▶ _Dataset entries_
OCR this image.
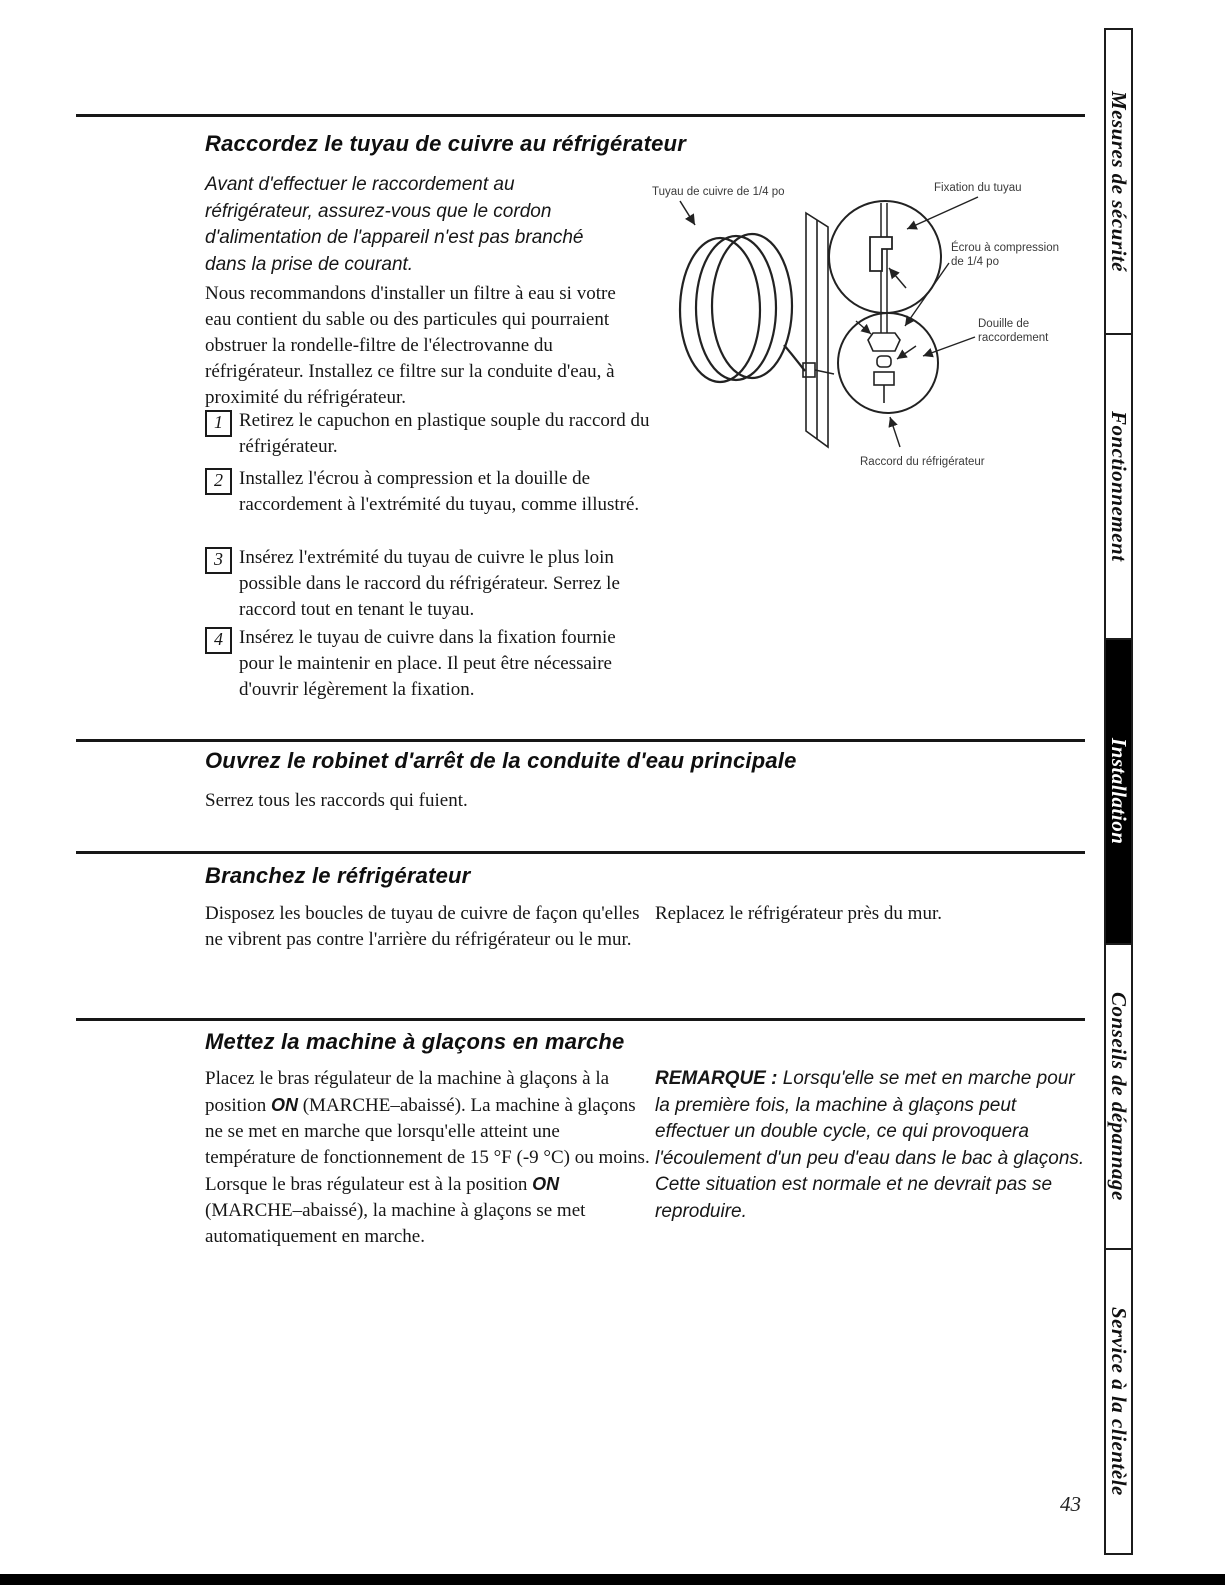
Raccordez le tuyau de cuivre au réfrigérateur
Avant d'effectuer le raccordement au réfrigérateur, assurez-vous que le cordon d'alimentation de l'appareil n'est pas branché dans la prise de courant.
Nous recommandons d'installer un filtre à eau si votre eau contient du sable ou des particules qui pourraient obstruer la rondelle-filtre de l'électrovanne du réfrigérateur. Installez ce filtre sur la conduite d'eau, à proximité du réfrigérateur.
1 Retirez le capuchon en plastique souple du raccord du réfrigérateur.
2 Installez l'écrou à compression et la douille de raccordement à l'extrémité du tuyau, comme illustré.
3 Insérez l'extrémité du tuyau de cuivre le plus loin possible dans le raccord du réfrigérateur. Serrez le raccord tout en tenant le tuyau.
4 Insérez le tuyau de cuivre dans la fixation fournie pour le maintenir en place. Il peut être nécessaire d'ouvrir légèrement la fixation.
Tuyau de cuivre de 1/4 po	Fixation du tuyau
Écrou à compression
de 1/4 po
Douille de
raccordement
Raccord du réfrigérateur
Ouvrez le robinet d'arrêt de la conduite d'eau principale
Serrez tous les raccords qui fuient.
Branchez le réfrigérateur
Disposez les boucles de tuyau de cuivre de façon qu'elles ne vibrent pas contre l'arrière du réfrigérateur ou le mur.
Replacez le réfrigérateur près du mur.
Mettez la machine à glaçons en marche
Placez le bras régulateur de la machine à glaçons à la position ON (MARCHE–abaissé). La machine à glaçons ne se met en marche que lorsqu'elle atteint une température de fonctionnement de 15 °F (-9 °C) ou moins. Lorsque le bras régulateur est à la position ON (MARCHE–abaissé), la machine à glaçons se met automatiquement en marche.
REMARQUE : Lorsqu'elle se met en marche pour la première fois, la machine à glaçons peut effectuer un double cycle, ce qui provoquera l'écoulement d'un peu d'eau dans le bac à glaçons. Cette situation est normale et ne devrait pas se reproduire.
Mesures de sécurité
Fonctionnement
Installation
Conseils de dépannage
Service à la clientèle
43
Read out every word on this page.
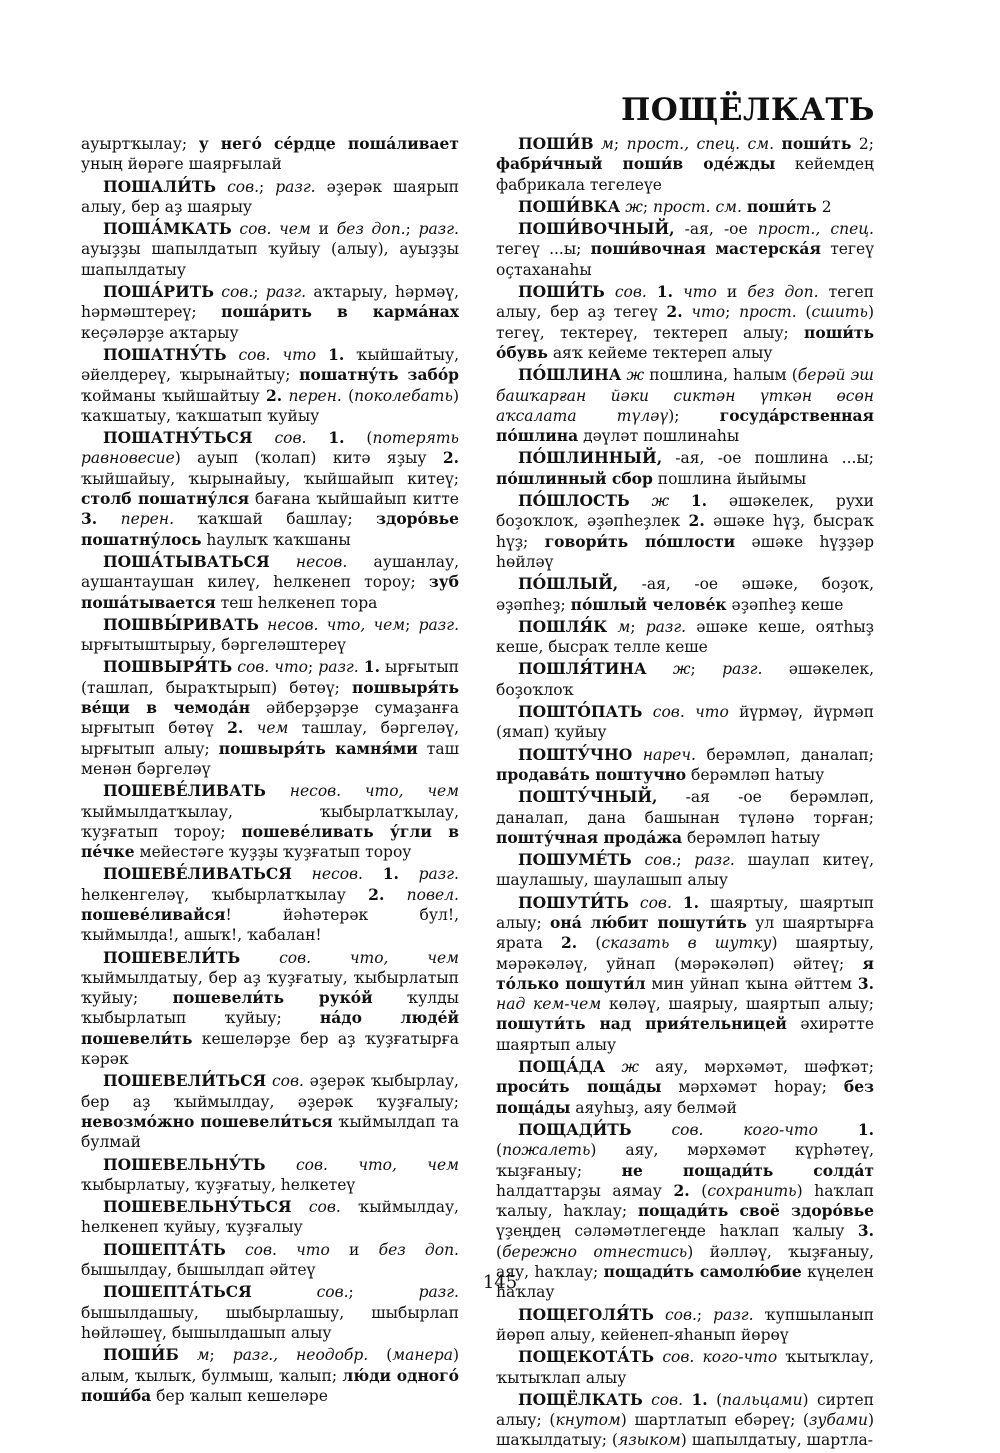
ПОЩЁЛКАТЬ

ауыртҡылау; у него́ се́рдце поша́ливает уның йөрәге шаярғылай

ПОШАЛИ́ТЬ сов.; разг. әҙерәк шаярып алыу, бер аҙ шаярыу

ПОША́МКАТЬ сов. чем и без доп.; разг. ауыҙҙы шапылдатып ҡуйыу (алыу), ауыҙҙы шапылдатыу

ПОША́РИТЬ сов.; разг. аҡтарыу, һәрмәү, һәрмәштереү; поша́рить в карма́нах кеҫәләрҙе аҡтарыу

ПОШАТНУ́ТЬ сов. что 1. ҡыйшайтыу, әйелдереү, ҡырынайтыу; пошатну́ть забо́р ҡойманы ҡыйшайтыу 2. перен. (поколебать) ҡаҡшатыу, ҡаҡшатып ҡуйыу

ПОШАТНУ́ТЬСЯ сов. 1. (потерять равновесие) ауып (ҡолап) китә яҙыу 2. ҡыйшайыу, ҡырынайыу, ҡыйшайып китеү; столб пошатну́лся бағана ҡыйшайып китте 3. перен. ҡаҡшай башлау; здоро́вье пошатну́лось һаулыҡ ҡаҡшаны

ПОША́ТЫВАТЬСЯ несов. аушанлау, аушантаушан килеү, һелкенеп тороу; зуб поша́тывается теш һелкенеп тора

ПОШВЫ́РИВАТЬ несов. что, чем; разг. ырғытыштырыу, бәргеләштереү

ПОШВЫРЯ́ТЬ сов. что; разг. 1. ырғытып (ташлап, быраҡтырып) бөтөү; пошвыря́ть ве́щи в чемода́н әйберҙәрҙе сумаҙанға ырғытып бөтөү 2. чем ташлау, бәргеләү, ырғытып алыу; пошвыря́ть камня́ми таш менән бәргеләү

ПОШЕВЕ́ЛИВАТЬ несов. что, чем ҡыймылдатҡылау, ҡыбырлатҡылау, ҡуҙғатып тороу; пошеве́ливать у́гли в пе́чке мейестәге ҡуҙҙы ҡуҙғатып тороу

ПОШЕВЕ́ЛИВАТЬСЯ несов. 1. разг. һелкенгеләү, ҡыбырлатҡылау 2. повел. пошеве́ливайся! йәһәтерәк бул!, ҡыймылда!, ашыҡ!, ҡабалан!

ПОШЕВЕЛИ́ТЬ	сов. что, чем ҡыймылдатыу, бер аҙ ҡуҙғатыу, ҡыбырлатып ҡуйыу; пошевели́ть руко́й ҡулды ҡыбырлатып ҡуйыу; на́до люде́й пошевели́ть кешеләрҙе бер аҙ ҡуҙғатырға кәрәк

ПОШЕВЕЛИ́ТЬСЯ сов. әҙерәк ҡыбырлау, бер аҙ ҡыймылдау, әҙерәк ҡуҙғалыу; невозмо́жно пошевели́ться ҡыймылдап та булмай

ПОШЕВЕЛЬНУ́ТЬ сов. что, чем ҡыбырлатыу, ҡуҙғатыу, һелкетеү

ПОШЕВЕЛЬНУ́ТЬСЯ сов. ҡыймылдау, һелкенеп ҡуйыу, ҡуҙғалыу

ПОШЕПТА́ТЬ сов. что и без доп. бышылдау, бышылдап әйтеү

ПОШЕПТА́ТЬСЯ	сов.; разг. бышылдашыу, шыбырлашыу, шыбырлап һөйләшеү, бышылдашып алыу

ПОШИ́Б м; разг., неодобр. (манера) алым, ҡылыҡ, булмыш, ҡалып; лю́ди одного́ поши́ба бер ҡалып кешеләре

ПОШИ́В м; прост., спец. см. поши́ть 2; фабри́чный поши́в оде́жды кейемдең фабрикала тегелеүе

ПОШИ́ВКА ж; прост. см. поши́ть 2

ПОШИ́ВОЧНЫЙ, -ая, -ое прост., спец. тегеү ...ы; поши́вочная мастерска́я тегеү оҫтаханаһы

ПОШИ́ТЬ сов. 1. что и без доп. тегеп алыу, бер аҙ тегеү 2. что; прост. (сшить) тегеү, тектереү, тектереп алыу; поши́ть о́бувь аяҡ кейеме тектереп алыу

ПО́ШЛИНА ж пошлина, һалым (берәй эш башҡарған йәки сиктән үткән өсөн аҡсалата түләү); госуда́рственная по́шлина дәүләт пошлинаһы

ПО́ШЛИННЫЙ, -ая, -ое пошлина ...ы; по́шлинный сбор пошлина йыйымы

ПО́ШЛОСТЬ ж 1. әшәкелек, рухи боҙоҡлоҡ, әҙәпһеҙлек 2. әшәке һүҙ, бысраҡ һүҙ; говори́ть по́шлости әшәке һүҙҙәр һөйләү

ПО́ШЛЫЙ, -ая, -ое әшәке, боҙоҡ, әҙәпһеҙ; по́шлый челове́к әҙәпһеҙ кеше

ПОШЛЯ́К м; разг. әшәке кеше, оятһыҙ кеше, бысраҡ телле кеше

ПОШЛЯ́ТИНА ж; разг. әшәкелек, боҙоҡлоҡ

ПОШТО́ПАТЬ сов. что йүрмәү, йүрмәп (ямап) ҡуйыу

ПОШТУ́ЧНО нареч. берәмләп, даналап; продава́ть поштучно берәмләп һатыу

ПОШТУ́ЧНЫЙ, -ая -ое берәмләп, даналап, дана башынан түләнә торған; пошту́чная прода́жа берәмләп һатыу

ПОШУМЕ́ТЬ сов.; разг. шаулап китеү, шаулашыу, шаулашып алыу

ПОШУТИ́ТЬ сов. 1. шаяртыу, шаяртып алыу; она́ лю́бит пошути́ть ул шаяртырға ярата 2. (сказать в шутку) шаяртыу, мәрәкәләү, уйнап (мәрәкәләп) әйтеү; я то́лько пошути́л мин уйнап ҡына әйттем 3. над кем-чем көләү, шаярыу, шаяртып алыу; пошути́ть над прия́тельницей әхирәтте шаяртып алыу

ПОЩА́ДА ж аяу, мәрхәмәт, шәфҡәт; проси́ть поща́ды мәрхәмәт һорау; без поща́ды аяуһыҙ, аяу белмәй

ПОЩАДИ́ТЬ	сов. кого-что	1. (пожалеть) аяу, мәрхәмәт күрһәтеү, ҡыҙғаныу; не пощади́ть солда́т һалдаттарҙы аямау 2. (сохранить) һаҡлап ҡалыу, һаҡлау; пощади́ть своё здоро́вье үҙеңдең сәләмәтлегеңде һаҡлап ҡалыу 3. (бережно отнестись) йәлләү, ҡыҙғаныу, аяу, һаҡлау; пощади́ть самолю́бие күңелен һаҡлау

ПОЩЕГОЛЯ́ТЬ сов.; разг. ҡупшыланып йөрөп алыу, кейенеп-яһанып йөрөү

ПОЩЕКОТА́ТЬ сов. кого-что ҡытыҡлау, ҡытыҡлап алыу

ПОЩЁЛКАТЬ сов. 1. (пальцами) сиртеп алыу; (кнутом) шартлатып ебәреү; (зубами) шаҡылдатыу; (языком) шапылдатыу, шартла-

145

▶ _What the task asks_
Above are the records. Copy every line in them holding "бысраҡ".

▶ _Response for this exercise_
ПО́ШЛОСТЬ ж 1. әшәкелек, рухи боҙоҡлоҡ, әҙәпһеҙлек 2. әшәке һүҙ, бысраҡ һүҙ; говори́ть по́шлости әшәке һүҙҙәр һөйләү
ПОШЛЯ́К м; разг. әшәке кеше, оятһыҙ кеше, бысраҡ телле кеше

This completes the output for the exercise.